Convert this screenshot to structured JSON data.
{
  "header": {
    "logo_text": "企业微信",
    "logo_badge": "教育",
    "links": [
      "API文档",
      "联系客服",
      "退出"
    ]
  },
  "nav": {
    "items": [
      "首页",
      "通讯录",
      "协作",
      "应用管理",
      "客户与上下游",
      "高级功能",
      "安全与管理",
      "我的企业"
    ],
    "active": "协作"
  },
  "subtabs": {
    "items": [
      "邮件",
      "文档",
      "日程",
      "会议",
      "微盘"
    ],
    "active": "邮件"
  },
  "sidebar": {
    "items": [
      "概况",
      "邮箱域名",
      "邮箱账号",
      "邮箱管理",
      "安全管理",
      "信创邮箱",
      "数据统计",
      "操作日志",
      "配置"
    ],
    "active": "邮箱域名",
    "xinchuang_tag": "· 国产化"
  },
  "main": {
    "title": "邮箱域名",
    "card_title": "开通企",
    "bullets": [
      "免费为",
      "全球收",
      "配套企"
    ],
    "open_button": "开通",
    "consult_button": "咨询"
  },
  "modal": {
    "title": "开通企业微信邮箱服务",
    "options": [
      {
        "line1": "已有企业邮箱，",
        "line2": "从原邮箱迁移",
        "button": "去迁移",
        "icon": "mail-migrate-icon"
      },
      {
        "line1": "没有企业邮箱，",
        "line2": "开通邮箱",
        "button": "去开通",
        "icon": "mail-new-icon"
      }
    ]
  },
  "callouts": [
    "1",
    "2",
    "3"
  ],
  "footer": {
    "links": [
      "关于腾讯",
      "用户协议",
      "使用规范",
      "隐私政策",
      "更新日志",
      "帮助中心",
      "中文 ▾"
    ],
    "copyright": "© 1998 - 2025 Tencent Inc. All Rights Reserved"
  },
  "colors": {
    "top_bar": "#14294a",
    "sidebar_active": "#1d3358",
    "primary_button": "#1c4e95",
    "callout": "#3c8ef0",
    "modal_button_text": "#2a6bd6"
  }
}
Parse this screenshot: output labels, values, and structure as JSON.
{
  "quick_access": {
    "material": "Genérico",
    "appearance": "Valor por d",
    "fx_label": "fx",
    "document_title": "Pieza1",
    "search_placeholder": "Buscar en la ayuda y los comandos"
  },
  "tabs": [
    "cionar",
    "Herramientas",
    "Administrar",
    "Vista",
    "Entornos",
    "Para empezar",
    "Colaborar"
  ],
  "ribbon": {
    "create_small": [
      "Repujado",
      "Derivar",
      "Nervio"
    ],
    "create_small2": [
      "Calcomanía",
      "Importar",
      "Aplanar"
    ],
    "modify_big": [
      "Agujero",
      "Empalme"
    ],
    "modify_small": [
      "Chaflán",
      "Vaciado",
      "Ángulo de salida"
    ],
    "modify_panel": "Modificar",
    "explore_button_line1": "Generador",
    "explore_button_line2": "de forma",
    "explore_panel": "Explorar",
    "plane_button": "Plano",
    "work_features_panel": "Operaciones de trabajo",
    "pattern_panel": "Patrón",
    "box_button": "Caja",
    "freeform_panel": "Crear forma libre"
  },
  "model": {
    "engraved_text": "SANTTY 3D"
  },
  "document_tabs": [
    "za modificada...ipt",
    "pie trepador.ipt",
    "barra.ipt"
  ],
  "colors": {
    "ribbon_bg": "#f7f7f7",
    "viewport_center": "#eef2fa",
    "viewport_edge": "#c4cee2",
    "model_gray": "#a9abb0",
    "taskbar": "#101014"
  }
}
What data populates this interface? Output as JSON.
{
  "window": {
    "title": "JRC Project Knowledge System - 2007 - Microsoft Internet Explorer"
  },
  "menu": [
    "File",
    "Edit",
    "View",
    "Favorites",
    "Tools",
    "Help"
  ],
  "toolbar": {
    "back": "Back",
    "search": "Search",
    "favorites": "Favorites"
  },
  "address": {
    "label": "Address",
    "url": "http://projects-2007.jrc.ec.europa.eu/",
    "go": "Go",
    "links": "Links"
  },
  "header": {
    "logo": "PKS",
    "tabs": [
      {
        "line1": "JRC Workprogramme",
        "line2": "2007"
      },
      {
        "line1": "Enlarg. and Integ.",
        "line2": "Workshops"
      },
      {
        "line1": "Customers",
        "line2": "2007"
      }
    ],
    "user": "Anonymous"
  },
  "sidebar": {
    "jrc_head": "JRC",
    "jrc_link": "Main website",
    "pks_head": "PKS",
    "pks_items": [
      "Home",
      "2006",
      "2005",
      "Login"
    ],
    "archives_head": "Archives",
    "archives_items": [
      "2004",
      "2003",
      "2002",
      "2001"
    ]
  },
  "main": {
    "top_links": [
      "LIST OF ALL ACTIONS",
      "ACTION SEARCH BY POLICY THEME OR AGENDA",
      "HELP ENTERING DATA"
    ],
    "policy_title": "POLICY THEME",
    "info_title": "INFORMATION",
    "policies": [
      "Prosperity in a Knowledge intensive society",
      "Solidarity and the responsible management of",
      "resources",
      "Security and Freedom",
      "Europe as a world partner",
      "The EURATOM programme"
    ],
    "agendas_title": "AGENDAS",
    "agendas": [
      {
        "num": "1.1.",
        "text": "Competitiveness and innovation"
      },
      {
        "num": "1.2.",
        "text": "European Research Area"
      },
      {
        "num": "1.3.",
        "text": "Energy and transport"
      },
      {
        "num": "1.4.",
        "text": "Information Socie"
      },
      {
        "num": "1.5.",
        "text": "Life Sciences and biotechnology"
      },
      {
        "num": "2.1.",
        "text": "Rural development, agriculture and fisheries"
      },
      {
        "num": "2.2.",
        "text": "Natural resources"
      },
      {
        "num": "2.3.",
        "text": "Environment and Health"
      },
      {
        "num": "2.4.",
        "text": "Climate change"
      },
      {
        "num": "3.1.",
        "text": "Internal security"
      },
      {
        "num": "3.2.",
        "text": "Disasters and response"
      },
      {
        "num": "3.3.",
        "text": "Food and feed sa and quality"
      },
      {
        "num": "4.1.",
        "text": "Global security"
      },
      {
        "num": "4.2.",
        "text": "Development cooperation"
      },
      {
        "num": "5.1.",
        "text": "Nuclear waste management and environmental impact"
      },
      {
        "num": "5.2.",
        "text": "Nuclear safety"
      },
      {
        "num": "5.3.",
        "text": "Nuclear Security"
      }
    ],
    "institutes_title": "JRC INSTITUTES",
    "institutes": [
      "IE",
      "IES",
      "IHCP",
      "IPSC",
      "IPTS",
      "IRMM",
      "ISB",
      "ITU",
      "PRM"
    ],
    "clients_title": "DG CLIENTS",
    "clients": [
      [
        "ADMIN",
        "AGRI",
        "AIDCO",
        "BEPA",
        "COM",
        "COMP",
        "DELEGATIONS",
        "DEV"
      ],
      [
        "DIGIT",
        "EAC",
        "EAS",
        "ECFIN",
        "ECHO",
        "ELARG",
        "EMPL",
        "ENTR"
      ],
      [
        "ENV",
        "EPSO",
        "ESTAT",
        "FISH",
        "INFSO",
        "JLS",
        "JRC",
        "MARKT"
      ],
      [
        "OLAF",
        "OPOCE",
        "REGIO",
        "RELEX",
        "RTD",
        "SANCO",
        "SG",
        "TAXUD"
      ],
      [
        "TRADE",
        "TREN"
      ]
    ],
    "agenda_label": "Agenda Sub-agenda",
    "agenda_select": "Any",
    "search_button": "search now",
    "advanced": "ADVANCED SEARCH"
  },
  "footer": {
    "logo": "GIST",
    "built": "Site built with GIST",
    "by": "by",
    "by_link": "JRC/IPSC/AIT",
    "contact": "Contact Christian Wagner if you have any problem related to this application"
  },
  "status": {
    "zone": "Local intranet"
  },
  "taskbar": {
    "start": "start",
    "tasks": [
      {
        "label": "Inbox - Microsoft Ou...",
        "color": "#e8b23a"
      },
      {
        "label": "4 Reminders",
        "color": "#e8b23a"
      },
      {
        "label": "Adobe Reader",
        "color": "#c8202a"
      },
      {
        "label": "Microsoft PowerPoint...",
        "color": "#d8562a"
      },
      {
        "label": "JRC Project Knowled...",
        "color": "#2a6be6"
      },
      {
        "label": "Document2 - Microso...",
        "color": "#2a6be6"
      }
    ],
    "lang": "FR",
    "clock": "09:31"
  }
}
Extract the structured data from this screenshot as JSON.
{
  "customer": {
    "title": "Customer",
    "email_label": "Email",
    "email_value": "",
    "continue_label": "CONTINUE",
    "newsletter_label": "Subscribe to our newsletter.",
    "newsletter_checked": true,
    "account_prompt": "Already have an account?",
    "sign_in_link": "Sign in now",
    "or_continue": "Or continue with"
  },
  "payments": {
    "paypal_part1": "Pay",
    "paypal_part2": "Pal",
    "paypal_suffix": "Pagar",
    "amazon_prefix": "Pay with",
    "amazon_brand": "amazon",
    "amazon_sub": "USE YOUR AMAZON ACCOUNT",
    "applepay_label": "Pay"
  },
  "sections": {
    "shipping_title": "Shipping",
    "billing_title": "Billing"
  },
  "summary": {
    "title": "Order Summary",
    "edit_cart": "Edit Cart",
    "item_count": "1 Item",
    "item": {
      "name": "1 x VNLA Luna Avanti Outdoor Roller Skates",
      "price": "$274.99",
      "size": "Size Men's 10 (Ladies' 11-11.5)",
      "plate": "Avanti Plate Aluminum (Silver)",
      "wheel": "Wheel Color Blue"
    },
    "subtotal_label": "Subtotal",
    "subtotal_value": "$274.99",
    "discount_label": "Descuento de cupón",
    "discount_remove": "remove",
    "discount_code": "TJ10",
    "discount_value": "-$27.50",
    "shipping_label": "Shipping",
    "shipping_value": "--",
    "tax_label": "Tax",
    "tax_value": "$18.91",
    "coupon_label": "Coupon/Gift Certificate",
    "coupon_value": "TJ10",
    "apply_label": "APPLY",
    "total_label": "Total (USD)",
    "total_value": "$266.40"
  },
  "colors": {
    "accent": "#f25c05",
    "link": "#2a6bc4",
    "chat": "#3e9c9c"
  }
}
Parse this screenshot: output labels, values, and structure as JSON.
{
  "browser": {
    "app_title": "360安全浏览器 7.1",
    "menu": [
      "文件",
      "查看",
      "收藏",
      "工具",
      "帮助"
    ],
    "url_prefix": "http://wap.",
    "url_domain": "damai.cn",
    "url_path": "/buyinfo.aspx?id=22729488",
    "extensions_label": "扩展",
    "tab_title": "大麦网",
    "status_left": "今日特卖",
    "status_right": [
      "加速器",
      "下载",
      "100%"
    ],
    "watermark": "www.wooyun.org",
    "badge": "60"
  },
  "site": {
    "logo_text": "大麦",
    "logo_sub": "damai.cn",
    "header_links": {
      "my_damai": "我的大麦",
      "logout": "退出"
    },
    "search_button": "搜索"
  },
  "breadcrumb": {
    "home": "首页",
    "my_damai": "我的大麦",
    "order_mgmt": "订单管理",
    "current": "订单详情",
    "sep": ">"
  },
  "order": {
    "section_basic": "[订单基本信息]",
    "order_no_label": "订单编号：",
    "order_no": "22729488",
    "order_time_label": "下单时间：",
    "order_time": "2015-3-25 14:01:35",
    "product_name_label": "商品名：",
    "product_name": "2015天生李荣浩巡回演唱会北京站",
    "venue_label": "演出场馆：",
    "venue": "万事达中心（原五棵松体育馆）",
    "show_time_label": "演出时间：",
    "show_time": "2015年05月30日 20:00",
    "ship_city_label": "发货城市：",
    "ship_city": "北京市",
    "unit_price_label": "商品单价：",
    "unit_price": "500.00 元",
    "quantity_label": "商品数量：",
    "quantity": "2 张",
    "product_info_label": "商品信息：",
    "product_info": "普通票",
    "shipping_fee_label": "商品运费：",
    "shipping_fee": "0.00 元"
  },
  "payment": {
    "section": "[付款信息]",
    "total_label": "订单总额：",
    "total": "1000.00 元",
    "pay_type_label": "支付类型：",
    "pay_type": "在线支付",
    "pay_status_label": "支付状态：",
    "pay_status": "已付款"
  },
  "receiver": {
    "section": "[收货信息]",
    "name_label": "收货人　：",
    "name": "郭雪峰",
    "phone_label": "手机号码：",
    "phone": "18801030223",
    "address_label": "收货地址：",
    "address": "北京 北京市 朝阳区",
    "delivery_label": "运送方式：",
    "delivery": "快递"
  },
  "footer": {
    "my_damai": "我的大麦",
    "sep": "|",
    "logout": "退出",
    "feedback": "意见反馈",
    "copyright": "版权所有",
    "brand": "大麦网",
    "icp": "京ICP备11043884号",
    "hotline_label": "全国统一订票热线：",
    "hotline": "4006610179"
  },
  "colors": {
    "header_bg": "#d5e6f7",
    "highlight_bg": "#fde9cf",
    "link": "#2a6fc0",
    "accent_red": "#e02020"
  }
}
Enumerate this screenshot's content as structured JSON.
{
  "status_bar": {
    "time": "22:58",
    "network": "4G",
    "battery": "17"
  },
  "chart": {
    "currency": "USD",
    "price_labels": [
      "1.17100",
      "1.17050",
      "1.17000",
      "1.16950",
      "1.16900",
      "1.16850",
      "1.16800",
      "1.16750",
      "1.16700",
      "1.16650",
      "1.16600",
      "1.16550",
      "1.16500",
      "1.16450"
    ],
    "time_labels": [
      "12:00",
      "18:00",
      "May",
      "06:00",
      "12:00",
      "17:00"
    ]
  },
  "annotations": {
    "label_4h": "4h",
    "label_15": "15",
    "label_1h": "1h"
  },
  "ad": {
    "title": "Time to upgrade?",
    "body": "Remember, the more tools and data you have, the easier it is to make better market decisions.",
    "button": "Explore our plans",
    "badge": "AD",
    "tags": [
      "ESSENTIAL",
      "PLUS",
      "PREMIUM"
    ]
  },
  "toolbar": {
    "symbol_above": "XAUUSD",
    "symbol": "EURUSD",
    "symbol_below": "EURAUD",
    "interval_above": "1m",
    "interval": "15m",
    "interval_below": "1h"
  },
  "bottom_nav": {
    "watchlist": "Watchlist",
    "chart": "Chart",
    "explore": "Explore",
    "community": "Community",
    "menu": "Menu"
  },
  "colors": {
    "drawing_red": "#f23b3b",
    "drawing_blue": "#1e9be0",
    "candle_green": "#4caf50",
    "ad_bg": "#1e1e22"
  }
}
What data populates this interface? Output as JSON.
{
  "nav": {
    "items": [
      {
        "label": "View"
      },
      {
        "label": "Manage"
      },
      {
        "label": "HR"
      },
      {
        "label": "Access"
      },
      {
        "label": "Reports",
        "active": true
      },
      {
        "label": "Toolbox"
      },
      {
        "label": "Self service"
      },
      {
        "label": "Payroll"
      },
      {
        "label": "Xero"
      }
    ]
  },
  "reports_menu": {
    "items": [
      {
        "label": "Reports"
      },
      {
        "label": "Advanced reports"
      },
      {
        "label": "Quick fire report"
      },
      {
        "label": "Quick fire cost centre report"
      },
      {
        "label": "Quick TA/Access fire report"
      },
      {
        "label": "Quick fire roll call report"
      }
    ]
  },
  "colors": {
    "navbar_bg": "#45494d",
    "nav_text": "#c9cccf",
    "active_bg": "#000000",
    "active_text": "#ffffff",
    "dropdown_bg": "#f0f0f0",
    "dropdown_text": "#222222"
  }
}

========================================================================

WHAT YOU WILL DO |
Locate the lines above that contain "Knowledge" and copy them.

ANSWER TO THIS EXERCISE |
    "title": "JRC Project Knowledge System - 2007 - Microsoft Internet Explorer"
      "Prosperity in a Knowledge intensive society",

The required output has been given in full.